TASK OBJECTIVE: Copy the item below line for line, leaving out the picture, and change nothing in the remaining lines.

########

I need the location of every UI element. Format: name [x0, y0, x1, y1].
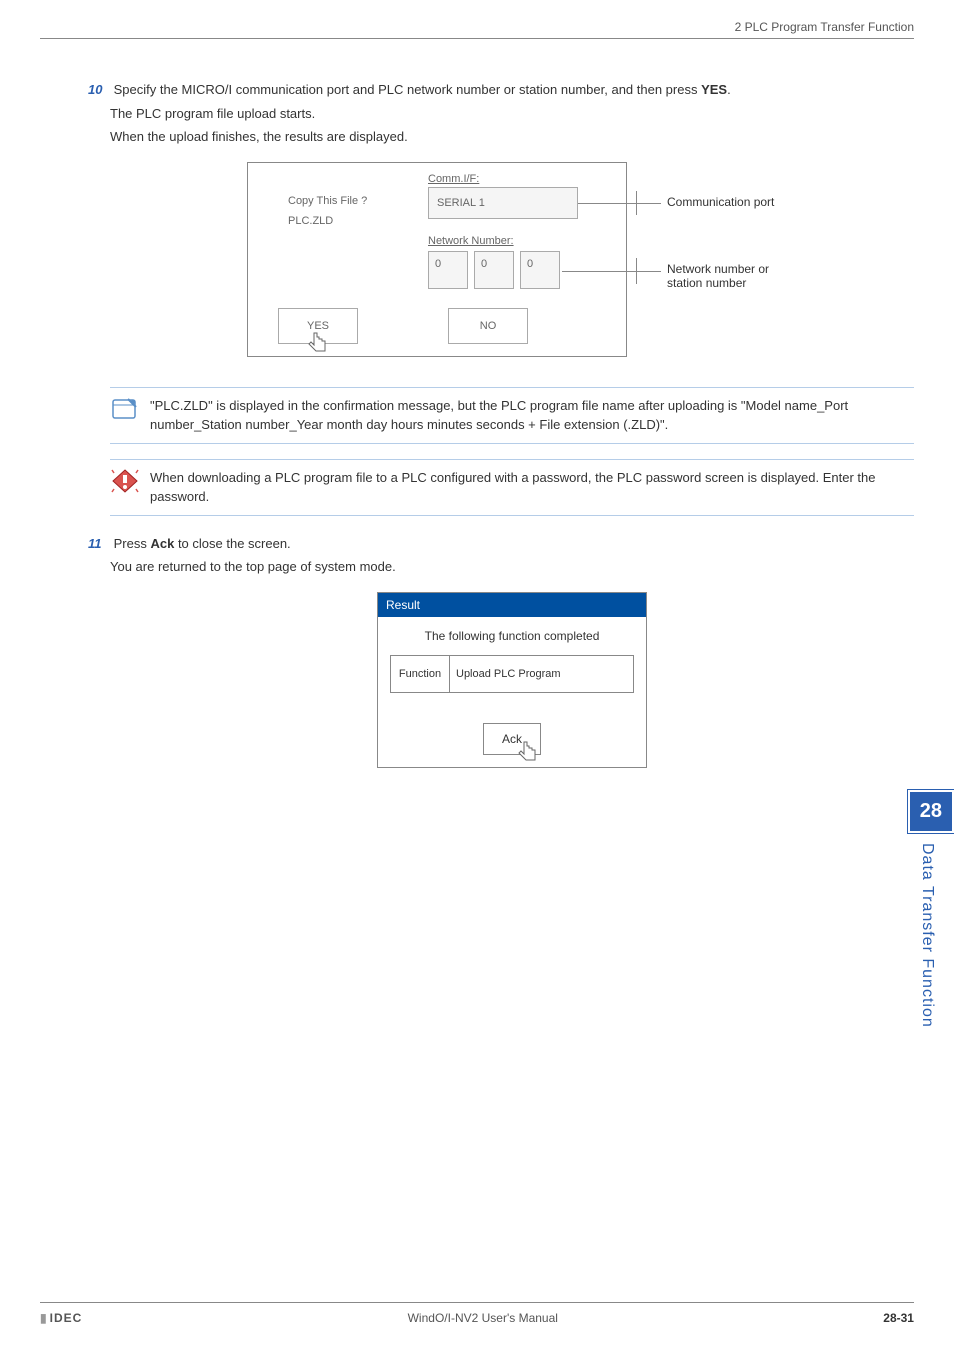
note-icon: [110, 396, 140, 422]
comm-if-label: Comm.I/F:: [428, 173, 479, 185]
callout-line: [578, 203, 638, 204]
step-10-line2: The PLC program file upload starts.: [110, 104, 914, 124]
no-button[interactable]: NO: [448, 308, 528, 344]
chapter-tab: 28 Data Transfer Function: [908, 790, 954, 1038]
step-11-ack: Ack: [150, 536, 174, 551]
step-10-yes: YES: [701, 82, 727, 97]
step-11-line2: You are returned to the top page of syst…: [110, 557, 914, 577]
step-10-text-c: .: [727, 82, 731, 97]
step-10: 10 Specify the MICRO/I communication por…: [110, 80, 914, 100]
callout-comm-port: Communication port: [667, 195, 774, 209]
result-title: Result: [378, 593, 646, 617]
callout-line: [636, 203, 661, 204]
header-divider: [40, 38, 914, 39]
note-warning: When downloading a PLC program file to a…: [110, 459, 914, 516]
callout-line: [636, 271, 661, 272]
step-10-text-a: Specify the MICRO/I communication port a…: [114, 82, 701, 97]
copy-this-file-text: Copy This File ?: [288, 195, 367, 207]
function-value: Upload PLC Program: [450, 655, 634, 693]
note-1-text: "PLC.ZLD" is displayed in the confirmati…: [150, 396, 914, 435]
pointer-icon: [518, 740, 538, 767]
footer-manual-title: WindO/I-NV2 User's Manual: [408, 1311, 558, 1325]
step-11: 11 Press Ack to close the screen.: [110, 534, 914, 554]
step-11-text-a: Press: [114, 536, 151, 551]
serial-select[interactable]: SERIAL 1: [428, 187, 578, 219]
step-10-number: 10: [88, 80, 110, 100]
ack-button[interactable]: Ack: [483, 723, 541, 755]
footer-logo: IDEC: [40, 1311, 82, 1325]
step-11-number: 11: [88, 534, 110, 554]
network-digit-2[interactable]: 0: [474, 251, 514, 289]
page-footer: IDEC WindO/I-NV2 User's Manual 28-31: [40, 1302, 914, 1325]
network-digit-1[interactable]: 0: [428, 251, 468, 289]
chapter-label: Data Transfer Function: [908, 833, 946, 1038]
function-label: Function: [390, 655, 450, 693]
network-digit-3[interactable]: 0: [520, 251, 560, 289]
upload-dialog: Comm.I/F: Copy This File ? PLC.ZLD SERIA…: [247, 162, 777, 362]
header-section: 2 PLC Program Transfer Function: [735, 20, 914, 34]
callout-network: Network number orstation number: [667, 262, 769, 290]
pointer-icon: [308, 331, 328, 358]
result-dialog: Result The following function completed …: [377, 592, 647, 768]
footer-page-number: 28-31: [883, 1311, 914, 1325]
callout-line: [562, 271, 638, 272]
step-10-line3: When the upload finishes, the results ar…: [110, 127, 914, 147]
chapter-number: 28: [908, 790, 954, 833]
network-number-label: Network Number:: [428, 235, 514, 247]
warning-icon: [110, 468, 140, 494]
note-info: "PLC.ZLD" is displayed in the confirmati…: [110, 387, 914, 444]
plc-zld-text: PLC.ZLD: [288, 215, 333, 227]
note-2-text: When downloading a PLC program file to a…: [150, 468, 914, 507]
result-message: The following function completed: [390, 629, 634, 643]
step-11-text-c: to close the screen.: [174, 536, 290, 551]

########

IN RESPONSE:
I need the location of every UI element. Format: name [x0, y0, x1, y1].
note-icon: [110, 396, 140, 422]
comm-if-label: Comm.I/F:: [428, 173, 479, 185]
callout-line: [578, 203, 638, 204]
step-10-line2: The PLC program file upload starts.: [110, 104, 914, 124]
no-button[interactable]: NO: [448, 308, 528, 344]
chapter-tab: 28 Data Transfer Function: [908, 790, 954, 1038]
step-11-ack: Ack: [150, 536, 174, 551]
step-10-yes: YES: [701, 82, 727, 97]
step-11-line2: You are returned to the top page of syst…: [110, 557, 914, 577]
step-10-text-c: .: [727, 82, 731, 97]
step-10: 10 Specify the MICRO/I communication por…: [110, 80, 914, 100]
callout-comm-port: Communication port: [667, 195, 774, 209]
result-title: Result: [378, 593, 646, 617]
callout-line: [636, 203, 661, 204]
header-divider: [40, 38, 914, 39]
note-warning: When downloading a PLC program file to a…: [110, 459, 914, 516]
callout-line: [636, 271, 661, 272]
step-10-text-a: Specify the MICRO/I communication port a…: [114, 82, 701, 97]
copy-this-file-text: Copy This File ?: [288, 195, 367, 207]
function-value: Upload PLC Program: [450, 655, 634, 693]
note-1-text: "PLC.ZLD" is displayed in the confirmati…: [150, 396, 914, 435]
pointer-icon: [518, 740, 538, 767]
footer-manual-title: WindO/I-NV2 User's Manual: [408, 1311, 558, 1325]
step-11: 11 Press Ack to close the screen.: [110, 534, 914, 554]
step-11-text-a: Press: [114, 536, 151, 551]
serial-select[interactable]: SERIAL 1: [428, 187, 578, 219]
step-10-number: 10: [88, 80, 110, 100]
ack-button[interactable]: Ack: [483, 723, 541, 755]
footer-logo: IDEC: [40, 1311, 82, 1325]
step-11-number: 11: [88, 534, 110, 554]
network-digit-2[interactable]: 0: [474, 251, 514, 289]
page-footer: IDEC WindO/I-NV2 User's Manual 28-31: [40, 1302, 914, 1325]
network-digit-1[interactable]: 0: [428, 251, 468, 289]
chapter-label: Data Transfer Function: [908, 833, 946, 1038]
function-label: Function: [390, 655, 450, 693]
network-digit-3[interactable]: 0: [520, 251, 560, 289]
upload-dialog: Comm.I/F: Copy This File ? PLC.ZLD SERIA…: [247, 162, 777, 362]
header-section: 2 PLC Program Transfer Function: [735, 20, 914, 34]
callout-network: Network number orstation number: [667, 262, 769, 290]
pointer-icon: [308, 331, 328, 358]
result-dialog: Result The following function completed …: [377, 592, 647, 768]
footer-page-number: 28-31: [883, 1311, 914, 1325]
callout-line: [562, 271, 638, 272]
step-10-line3: When the upload finishes, the results ar…: [110, 127, 914, 147]
chapter-number: 28: [908, 790, 954, 833]
network-number-label: Network Number:: [428, 235, 514, 247]
warning-icon: [110, 468, 140, 494]
note-info: "PLC.ZLD" is displayed in the confirmati…: [110, 387, 914, 444]
plc-zld-text: PLC.ZLD: [288, 215, 333, 227]
note-2-text: When downloading a PLC program file to a…: [150, 468, 914, 507]
result-message: The following function completed: [390, 629, 634, 643]
step-11-text-c: to close the screen.: [174, 536, 290, 551]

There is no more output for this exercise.